SET PROBLEM 1: In the Allen House purchase thread, in what year does the RTU (right to use) end?
SET PROBLEM 2: Do these statements agree with the Allen House purchase thread? (a) Beaglemom3 has owned at Allen House for 15 years. (b) The MFs of about $850 per year are for a two-bedroom. (c) The management ladies thought an extension of the RTU was likely.
SET PROBLEM 3: In the Allen House purchase thread, switch "week 13" to "week 20" and write out the passage that begins at "allen house is" and stops after "the MFs. HELP!!".

PROVIDED PASSAGE:
# allen house purchase



## RAMBO (Jul 16, 2011)

allen house is a tough one to trade into. There is a week 13 offered for 5000 pounds approx $8000 is it worth it. How many years of usage I am gonna get out of this. What are the MFs. HELP!!


----------



## Beaglemom3 (Jul 16, 2011)

I've been an owner for 15 years and no, this is not a good deal. It's a very bad one IMHO. 

You can rent for cheaper in the long run for a better week.




MFs are about $850 per year (for a one bedroom) depending on the strength and weakness of the pound & dollar at the time of payment. I use my AMEX .


The RTU (right to use) ends in 2014. That gives you 3 more uses.

I asked the management ladies at the Allen House if there was a chance of an extension of the RTU and they said that they doubted it.

Better to rent or a direct exchange with something very nice.

Now and then there is availability at Sloane Gardens with SFX .


ETA: If this unit is being sold by Aberfoyle and you really want it, make them a low ball  offer that you're comfortable with. It's been listed for a while.

Do a search here on TUG for more Allen House info. Here's one for starters:  http://www.tugbbs.com/forums/showthread.php?t=103634&page=2


----------



## RAMBO (Jul 17, 2011)

thank you very much Beaglemom, this type of advice is what TUG is all about. Last year we travelled to Spain using mostly information gathered here on TUG Archives and felt as if I had been there before. Sincerely, thanks for your help.

SUPPLIED DATA:
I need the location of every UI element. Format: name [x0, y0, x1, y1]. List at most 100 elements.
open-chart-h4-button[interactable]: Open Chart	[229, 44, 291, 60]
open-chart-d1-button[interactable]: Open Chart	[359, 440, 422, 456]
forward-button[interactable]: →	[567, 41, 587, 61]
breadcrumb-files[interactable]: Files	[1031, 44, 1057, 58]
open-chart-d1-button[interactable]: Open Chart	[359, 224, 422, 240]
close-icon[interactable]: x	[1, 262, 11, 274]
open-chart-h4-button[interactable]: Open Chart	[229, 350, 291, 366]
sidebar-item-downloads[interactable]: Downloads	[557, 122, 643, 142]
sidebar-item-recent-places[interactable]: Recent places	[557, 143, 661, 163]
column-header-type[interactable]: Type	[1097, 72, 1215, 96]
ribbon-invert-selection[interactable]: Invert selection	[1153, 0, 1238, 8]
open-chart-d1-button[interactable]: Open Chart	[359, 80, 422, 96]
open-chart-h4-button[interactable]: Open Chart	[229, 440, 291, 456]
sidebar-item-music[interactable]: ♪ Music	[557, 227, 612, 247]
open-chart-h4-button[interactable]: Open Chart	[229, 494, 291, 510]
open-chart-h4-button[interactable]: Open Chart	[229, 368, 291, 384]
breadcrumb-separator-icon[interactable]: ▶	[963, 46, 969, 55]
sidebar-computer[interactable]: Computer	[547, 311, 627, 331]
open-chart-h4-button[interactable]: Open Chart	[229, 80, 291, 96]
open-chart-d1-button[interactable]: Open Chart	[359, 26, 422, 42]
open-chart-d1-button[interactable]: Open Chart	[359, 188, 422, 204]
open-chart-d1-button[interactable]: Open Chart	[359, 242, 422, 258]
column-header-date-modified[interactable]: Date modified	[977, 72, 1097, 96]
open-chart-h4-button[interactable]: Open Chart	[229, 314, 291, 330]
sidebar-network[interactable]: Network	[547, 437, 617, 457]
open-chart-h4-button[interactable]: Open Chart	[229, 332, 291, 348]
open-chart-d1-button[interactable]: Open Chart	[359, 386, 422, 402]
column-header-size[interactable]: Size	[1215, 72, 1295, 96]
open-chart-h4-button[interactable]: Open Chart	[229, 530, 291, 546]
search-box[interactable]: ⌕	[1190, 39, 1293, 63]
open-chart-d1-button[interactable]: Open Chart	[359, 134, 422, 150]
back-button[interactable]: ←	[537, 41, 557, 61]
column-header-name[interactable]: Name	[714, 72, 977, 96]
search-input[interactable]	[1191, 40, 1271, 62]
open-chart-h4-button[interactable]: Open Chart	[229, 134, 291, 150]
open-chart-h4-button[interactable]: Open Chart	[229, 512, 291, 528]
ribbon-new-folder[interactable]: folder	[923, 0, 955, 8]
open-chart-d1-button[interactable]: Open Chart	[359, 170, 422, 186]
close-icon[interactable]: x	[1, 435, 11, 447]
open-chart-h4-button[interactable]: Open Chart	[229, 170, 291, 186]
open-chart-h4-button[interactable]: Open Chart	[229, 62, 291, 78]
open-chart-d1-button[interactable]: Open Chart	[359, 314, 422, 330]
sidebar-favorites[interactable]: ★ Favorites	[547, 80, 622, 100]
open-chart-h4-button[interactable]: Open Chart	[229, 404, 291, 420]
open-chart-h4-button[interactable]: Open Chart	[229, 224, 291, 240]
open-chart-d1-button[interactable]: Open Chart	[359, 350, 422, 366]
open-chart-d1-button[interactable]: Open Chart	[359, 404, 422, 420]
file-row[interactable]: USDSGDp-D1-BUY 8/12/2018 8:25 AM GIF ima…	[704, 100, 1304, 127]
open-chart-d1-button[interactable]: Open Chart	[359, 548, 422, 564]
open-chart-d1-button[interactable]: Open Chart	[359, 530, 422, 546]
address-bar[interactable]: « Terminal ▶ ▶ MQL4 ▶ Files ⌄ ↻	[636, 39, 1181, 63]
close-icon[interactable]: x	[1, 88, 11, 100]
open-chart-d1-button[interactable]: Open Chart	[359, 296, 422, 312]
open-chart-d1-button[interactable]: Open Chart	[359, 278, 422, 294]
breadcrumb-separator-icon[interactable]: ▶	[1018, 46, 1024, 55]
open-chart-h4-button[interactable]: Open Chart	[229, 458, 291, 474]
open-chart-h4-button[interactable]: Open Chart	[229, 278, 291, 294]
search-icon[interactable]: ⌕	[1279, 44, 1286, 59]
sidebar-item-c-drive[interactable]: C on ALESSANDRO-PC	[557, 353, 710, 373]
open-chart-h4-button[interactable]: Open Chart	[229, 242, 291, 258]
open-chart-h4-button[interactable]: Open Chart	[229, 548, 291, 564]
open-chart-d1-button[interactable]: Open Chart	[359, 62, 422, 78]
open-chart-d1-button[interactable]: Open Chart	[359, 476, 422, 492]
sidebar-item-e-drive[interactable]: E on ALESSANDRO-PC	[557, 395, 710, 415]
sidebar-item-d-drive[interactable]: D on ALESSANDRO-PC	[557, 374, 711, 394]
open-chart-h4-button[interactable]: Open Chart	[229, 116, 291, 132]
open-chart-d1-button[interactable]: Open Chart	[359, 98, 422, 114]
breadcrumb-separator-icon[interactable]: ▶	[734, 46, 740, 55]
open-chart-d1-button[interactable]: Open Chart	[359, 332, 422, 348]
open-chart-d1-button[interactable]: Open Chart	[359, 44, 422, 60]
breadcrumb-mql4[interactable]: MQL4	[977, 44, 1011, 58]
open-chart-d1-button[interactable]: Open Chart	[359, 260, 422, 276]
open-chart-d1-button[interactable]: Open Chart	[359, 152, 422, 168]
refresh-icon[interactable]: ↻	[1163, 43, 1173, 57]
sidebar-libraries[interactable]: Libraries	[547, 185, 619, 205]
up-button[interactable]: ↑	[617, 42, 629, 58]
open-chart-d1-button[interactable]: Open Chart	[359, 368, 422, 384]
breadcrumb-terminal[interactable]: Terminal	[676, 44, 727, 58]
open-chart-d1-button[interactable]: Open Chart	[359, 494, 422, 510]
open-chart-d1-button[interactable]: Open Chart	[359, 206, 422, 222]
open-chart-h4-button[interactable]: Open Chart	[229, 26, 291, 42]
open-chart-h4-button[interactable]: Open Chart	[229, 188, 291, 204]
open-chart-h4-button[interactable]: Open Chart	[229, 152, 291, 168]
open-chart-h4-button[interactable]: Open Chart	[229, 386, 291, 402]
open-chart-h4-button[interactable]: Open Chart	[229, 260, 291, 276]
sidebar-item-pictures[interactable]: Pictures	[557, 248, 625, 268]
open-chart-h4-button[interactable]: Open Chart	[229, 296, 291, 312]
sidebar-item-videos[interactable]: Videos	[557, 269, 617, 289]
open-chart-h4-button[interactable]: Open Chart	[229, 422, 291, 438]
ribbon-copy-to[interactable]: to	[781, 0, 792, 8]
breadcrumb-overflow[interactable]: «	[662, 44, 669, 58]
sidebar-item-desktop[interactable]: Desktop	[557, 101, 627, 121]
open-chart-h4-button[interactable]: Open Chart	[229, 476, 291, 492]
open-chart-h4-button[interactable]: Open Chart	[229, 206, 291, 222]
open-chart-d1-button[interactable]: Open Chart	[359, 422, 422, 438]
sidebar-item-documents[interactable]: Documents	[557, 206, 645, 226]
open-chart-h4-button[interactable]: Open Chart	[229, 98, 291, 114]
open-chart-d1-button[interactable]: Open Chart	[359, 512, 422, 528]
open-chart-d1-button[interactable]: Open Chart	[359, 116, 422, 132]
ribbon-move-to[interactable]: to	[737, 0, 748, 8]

PROBLEM SOLUTION 1: 2014

PROBLEM SOLUTION 2:
(a) Yes: "I've been an owner for 15 years"
(b) No: "MFs are about $850 per year (for a one bedroom)"
(c) No: "they said that they doubted it"

PROBLEM SOLUTION 3:
allen house is a tough one to trade into. There is a week 20 offered for 5000 pounds approx $8000 is it worth it. How many years of usage I am gonna get out of this. What are the MFs. HELP!!